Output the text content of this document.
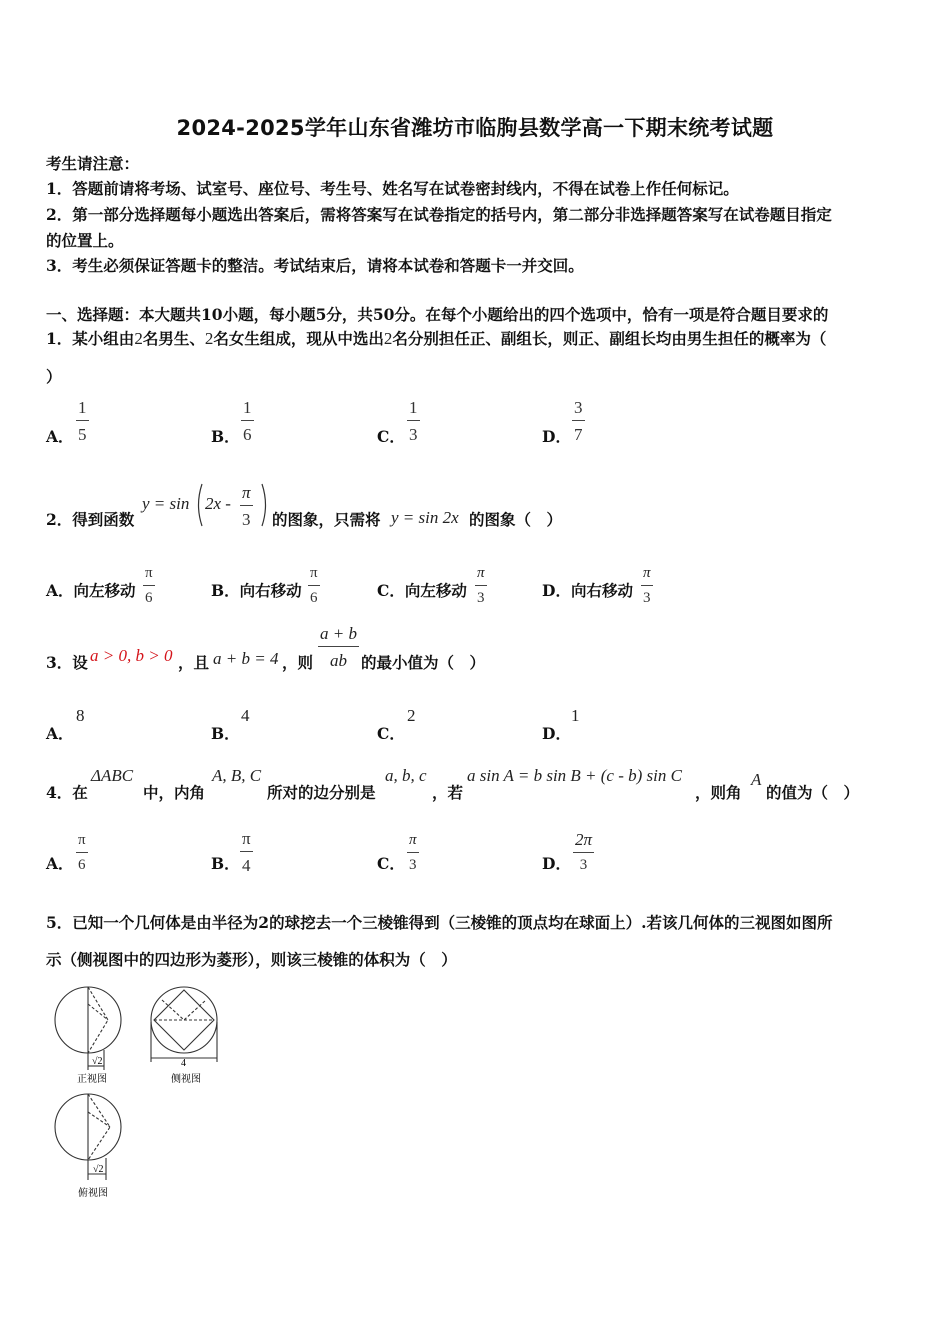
2024-2025学年山东省潍坊市临朐县数学高一下期末统考试题
考生请注意：
1．答题前请将考场、试室号、座位号、考生号、姓名写在试卷密封线内，不得在试卷上作任何标记。
2．第一部分选择题每小题选出答案后，需将答案写在试卷指定的括号内，第二部分非选择题答案写在试卷题目指定
的位置上。
3．考生必须保证答题卡的整洁。考试结束后，请将本试卷和答题卡一并交回。
一、选择题：本大题共10小题，每小题5分，共50分。在每个小题给出的四个选项中，恰有一项是符合题目要求的
1．某小组由2名男生、2名女生组成，现从中选出2名分别担任正、副组长，则正、副组长均由男生担任的概率为（
）
A．
1
5	B．
1
6	C．
1
3	D．
3
7
2．得到函数
y = sin 2x -
π
3 的图象，只需将 y = sin 2x 的图象（　）
A．向左移动
π
6	B．向右移动
π
6	C．向左移动
π
3	D．向右移动
π
3
3．设 a > 0, b > 0 ，且 a + b = 4 ，则
a + b
ab 的最小值为（　）
A．
8
B．
4
C．
2
D．
1
4．在
ΔABC
中，内角
A, B, C
所对的边分别是
a, b, c
，若
a sin A = b sin B + (c - b) sin C
，则角
A
的值为（　）
A．
π
6	B．
π
4	C．
π
3	D．
2π
3
5．已知一个几何体是由半径为2的球挖去一个三棱锥得到（三棱锥的顶点均在球面上）.若该几何体的三视图如图所
示（侧视图中的四边形为菱形），则该三棱锥的体积为（　）
√2
正视图
4
侧视图
√2
俯视图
* * * *
- _Challenge_: Repeat the records word for word. Any picture in them should be left out.

- _Solved problem_:
Output the text content of this document.
2024-2025学年山东省潍坊市临朐县数学高一下期末统考试题
考生请注意：
1．答题前请将考场、试室号、座位号、考生号、姓名写在试卷密封线内，不得在试卷上作任何标记。
2．第一部分选择题每小题选出答案后，需将答案写在试卷指定的括号内，第二部分非选择题答案写在试卷题目指定
的位置上。
3．考生必须保证答题卡的整洁。考试结束后，请将本试卷和答题卡一并交回。
一、选择题：本大题共10小题，每小题5分，共50分。在每个小题给出的四个选项中，恰有一项是符合题目要求的
1．某小组由2名男生、2名女生组成，现从中选出2名分别担任正、副组长，则正、副组长均由男生担任的概率为（
）
A．
1
5	B．
1
6	C．
1
3	D．
3
7
2．得到函数
y = sin 2x -
π
3 的图象，只需将 y = sin 2x 的图象（　）
A．向左移动
π
6	B．向右移动
π
6	C．向左移动
π
3	D．向右移动
π
3
3．设 a > 0, b > 0 ，且 a + b = 4 ，则
a + b
ab 的最小值为（　）
A．
8
B．
4
C．
2
D．
1
4．在
ΔABC
中，内角
A, B, C
所对的边分别是
a, b, c
，若
a sin A = b sin B + (c - b) sin C
，则角
A
的值为（　）
A．
π
6	B．
π
4	C．
π
3	D．
2π
3
5．已知一个几何体是由半径为2的球挖去一个三棱锥得到（三棱锥的顶点均在球面上）.若该几何体的三视图如图所
示（侧视图中的四边形为菱形），则该三棱锥的体积为（　）
√2
正视图
4
侧视图
√2
俯视图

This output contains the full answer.